> **Your objective**: Show all lines of the listing that hold the word "wieder".

Stored items from a collection
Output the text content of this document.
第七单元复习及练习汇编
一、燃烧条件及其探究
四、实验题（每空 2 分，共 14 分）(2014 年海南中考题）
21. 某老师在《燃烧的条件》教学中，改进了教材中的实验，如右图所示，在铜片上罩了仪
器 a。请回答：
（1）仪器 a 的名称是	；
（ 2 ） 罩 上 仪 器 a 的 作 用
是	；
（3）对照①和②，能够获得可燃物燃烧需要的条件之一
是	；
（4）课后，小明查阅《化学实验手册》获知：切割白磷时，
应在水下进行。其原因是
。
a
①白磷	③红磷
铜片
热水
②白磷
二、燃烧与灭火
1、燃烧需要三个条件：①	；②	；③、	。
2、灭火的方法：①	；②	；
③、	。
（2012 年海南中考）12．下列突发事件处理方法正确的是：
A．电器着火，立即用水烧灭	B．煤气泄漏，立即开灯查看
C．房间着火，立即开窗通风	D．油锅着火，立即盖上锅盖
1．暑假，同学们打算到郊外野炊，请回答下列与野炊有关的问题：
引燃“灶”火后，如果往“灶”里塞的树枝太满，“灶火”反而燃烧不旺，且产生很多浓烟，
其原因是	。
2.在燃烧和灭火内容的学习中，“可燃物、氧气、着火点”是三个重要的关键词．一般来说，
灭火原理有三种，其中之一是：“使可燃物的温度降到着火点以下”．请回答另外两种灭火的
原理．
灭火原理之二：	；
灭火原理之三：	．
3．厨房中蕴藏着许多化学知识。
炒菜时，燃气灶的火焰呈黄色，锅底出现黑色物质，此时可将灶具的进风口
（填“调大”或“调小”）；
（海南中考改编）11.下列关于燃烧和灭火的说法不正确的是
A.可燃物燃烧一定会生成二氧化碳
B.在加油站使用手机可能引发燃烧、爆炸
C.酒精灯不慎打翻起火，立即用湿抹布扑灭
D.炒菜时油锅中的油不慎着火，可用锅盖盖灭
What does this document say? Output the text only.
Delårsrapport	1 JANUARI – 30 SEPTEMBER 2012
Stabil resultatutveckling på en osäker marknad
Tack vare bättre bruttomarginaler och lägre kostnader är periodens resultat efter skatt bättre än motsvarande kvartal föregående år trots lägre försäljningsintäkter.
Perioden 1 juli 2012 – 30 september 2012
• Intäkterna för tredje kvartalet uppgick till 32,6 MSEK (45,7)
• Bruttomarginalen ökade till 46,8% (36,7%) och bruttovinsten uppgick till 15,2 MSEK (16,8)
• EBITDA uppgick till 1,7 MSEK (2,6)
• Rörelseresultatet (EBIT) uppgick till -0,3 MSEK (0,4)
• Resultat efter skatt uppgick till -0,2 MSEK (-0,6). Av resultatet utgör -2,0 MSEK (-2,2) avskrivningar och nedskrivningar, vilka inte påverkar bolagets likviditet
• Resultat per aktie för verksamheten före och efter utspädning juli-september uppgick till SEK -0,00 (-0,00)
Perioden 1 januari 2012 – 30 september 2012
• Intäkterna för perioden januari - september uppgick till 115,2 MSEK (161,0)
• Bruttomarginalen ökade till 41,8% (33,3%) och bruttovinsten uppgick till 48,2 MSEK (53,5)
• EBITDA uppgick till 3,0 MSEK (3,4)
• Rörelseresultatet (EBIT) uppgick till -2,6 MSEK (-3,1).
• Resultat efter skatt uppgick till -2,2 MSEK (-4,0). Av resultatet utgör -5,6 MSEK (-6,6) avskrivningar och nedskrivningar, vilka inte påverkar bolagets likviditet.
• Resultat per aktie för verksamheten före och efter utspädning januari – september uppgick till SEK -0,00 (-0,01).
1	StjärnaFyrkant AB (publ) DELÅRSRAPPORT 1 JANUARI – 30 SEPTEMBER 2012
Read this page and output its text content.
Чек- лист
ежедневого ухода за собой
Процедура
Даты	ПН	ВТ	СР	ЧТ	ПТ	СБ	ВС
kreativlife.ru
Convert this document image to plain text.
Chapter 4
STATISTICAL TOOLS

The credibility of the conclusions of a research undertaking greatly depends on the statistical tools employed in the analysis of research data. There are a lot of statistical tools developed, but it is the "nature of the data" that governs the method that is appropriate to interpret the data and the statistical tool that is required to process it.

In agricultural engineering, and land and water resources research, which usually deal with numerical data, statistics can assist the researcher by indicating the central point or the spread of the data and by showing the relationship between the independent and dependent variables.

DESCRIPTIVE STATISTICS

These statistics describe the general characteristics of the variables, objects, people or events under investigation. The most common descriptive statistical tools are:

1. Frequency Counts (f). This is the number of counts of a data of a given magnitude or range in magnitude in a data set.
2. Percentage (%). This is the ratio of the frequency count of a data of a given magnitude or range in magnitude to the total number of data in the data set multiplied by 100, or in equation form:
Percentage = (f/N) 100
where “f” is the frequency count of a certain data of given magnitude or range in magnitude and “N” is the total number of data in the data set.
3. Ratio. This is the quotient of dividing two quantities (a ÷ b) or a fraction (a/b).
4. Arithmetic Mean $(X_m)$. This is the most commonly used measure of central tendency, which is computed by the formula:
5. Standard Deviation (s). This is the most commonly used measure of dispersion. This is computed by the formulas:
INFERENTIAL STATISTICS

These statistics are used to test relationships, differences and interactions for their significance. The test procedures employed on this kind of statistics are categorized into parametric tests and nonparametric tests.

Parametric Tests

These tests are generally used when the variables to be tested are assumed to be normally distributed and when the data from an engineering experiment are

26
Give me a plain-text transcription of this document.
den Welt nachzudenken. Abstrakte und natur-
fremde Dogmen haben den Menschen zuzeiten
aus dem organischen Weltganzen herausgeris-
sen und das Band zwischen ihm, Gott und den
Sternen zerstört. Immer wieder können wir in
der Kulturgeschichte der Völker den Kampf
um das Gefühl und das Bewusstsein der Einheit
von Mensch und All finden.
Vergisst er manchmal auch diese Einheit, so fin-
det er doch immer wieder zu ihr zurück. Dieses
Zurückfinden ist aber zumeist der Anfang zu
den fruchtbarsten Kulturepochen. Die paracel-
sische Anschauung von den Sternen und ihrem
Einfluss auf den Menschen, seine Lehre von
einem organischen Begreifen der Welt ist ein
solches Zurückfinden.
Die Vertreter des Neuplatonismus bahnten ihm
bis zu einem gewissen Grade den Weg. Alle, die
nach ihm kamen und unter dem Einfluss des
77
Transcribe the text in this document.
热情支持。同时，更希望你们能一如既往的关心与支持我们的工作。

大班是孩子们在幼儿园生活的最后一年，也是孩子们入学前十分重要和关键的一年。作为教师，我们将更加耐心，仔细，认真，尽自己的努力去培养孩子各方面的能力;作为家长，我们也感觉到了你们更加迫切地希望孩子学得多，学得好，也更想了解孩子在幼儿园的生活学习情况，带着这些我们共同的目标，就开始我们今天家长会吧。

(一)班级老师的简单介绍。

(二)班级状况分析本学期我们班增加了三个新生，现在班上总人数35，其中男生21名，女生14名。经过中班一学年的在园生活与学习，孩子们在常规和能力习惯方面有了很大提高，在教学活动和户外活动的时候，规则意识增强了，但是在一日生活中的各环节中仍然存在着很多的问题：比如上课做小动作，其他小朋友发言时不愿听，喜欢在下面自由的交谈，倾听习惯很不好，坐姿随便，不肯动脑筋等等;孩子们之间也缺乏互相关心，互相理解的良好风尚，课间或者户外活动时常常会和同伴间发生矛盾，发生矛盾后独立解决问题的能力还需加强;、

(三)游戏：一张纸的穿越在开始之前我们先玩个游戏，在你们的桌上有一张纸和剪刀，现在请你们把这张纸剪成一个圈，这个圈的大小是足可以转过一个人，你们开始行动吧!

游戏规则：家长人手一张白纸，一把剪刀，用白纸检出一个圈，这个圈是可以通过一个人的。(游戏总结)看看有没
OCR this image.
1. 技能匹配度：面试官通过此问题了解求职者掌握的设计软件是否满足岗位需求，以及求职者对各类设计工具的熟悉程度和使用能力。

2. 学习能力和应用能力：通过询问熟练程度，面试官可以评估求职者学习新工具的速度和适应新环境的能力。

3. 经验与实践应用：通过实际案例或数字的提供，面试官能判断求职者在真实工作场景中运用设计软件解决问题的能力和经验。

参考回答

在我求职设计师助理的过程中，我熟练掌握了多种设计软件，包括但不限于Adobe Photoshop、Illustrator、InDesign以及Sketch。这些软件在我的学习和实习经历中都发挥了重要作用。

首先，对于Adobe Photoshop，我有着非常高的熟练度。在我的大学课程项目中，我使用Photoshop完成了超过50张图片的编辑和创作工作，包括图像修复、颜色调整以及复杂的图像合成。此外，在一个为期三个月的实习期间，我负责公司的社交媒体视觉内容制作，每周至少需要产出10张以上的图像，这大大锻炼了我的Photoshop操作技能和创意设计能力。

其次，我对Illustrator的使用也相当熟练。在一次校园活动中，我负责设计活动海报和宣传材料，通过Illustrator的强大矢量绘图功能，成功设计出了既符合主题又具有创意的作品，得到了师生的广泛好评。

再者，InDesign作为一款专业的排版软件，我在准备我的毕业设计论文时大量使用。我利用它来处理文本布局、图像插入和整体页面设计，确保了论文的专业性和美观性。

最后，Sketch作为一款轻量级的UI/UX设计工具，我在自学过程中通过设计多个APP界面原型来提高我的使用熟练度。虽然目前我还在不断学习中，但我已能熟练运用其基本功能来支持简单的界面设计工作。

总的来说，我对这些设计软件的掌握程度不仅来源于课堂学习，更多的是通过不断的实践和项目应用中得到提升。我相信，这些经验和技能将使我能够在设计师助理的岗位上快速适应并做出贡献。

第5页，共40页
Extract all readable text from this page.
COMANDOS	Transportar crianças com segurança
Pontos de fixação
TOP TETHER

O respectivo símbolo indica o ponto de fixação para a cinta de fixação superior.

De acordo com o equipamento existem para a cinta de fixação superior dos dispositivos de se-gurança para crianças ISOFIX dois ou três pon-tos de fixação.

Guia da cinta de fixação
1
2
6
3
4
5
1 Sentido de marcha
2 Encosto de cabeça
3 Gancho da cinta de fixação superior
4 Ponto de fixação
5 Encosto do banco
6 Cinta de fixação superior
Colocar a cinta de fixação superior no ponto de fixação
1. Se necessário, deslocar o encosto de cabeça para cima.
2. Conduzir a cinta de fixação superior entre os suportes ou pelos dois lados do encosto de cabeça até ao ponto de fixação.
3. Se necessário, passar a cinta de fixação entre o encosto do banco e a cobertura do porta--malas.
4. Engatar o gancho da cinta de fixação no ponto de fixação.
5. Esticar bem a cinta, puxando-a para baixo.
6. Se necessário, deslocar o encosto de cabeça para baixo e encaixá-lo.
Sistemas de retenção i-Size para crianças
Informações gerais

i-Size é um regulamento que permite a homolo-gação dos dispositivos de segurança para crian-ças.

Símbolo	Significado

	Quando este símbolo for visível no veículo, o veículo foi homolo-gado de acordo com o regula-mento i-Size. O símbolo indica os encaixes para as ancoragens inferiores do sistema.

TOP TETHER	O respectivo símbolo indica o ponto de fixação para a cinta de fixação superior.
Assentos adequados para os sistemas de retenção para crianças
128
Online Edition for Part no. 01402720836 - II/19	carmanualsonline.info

> **Correct response**:
Sternen zerstört. Immer wieder können wir in
det er doch immer wieder zu ihr zurück. Dieses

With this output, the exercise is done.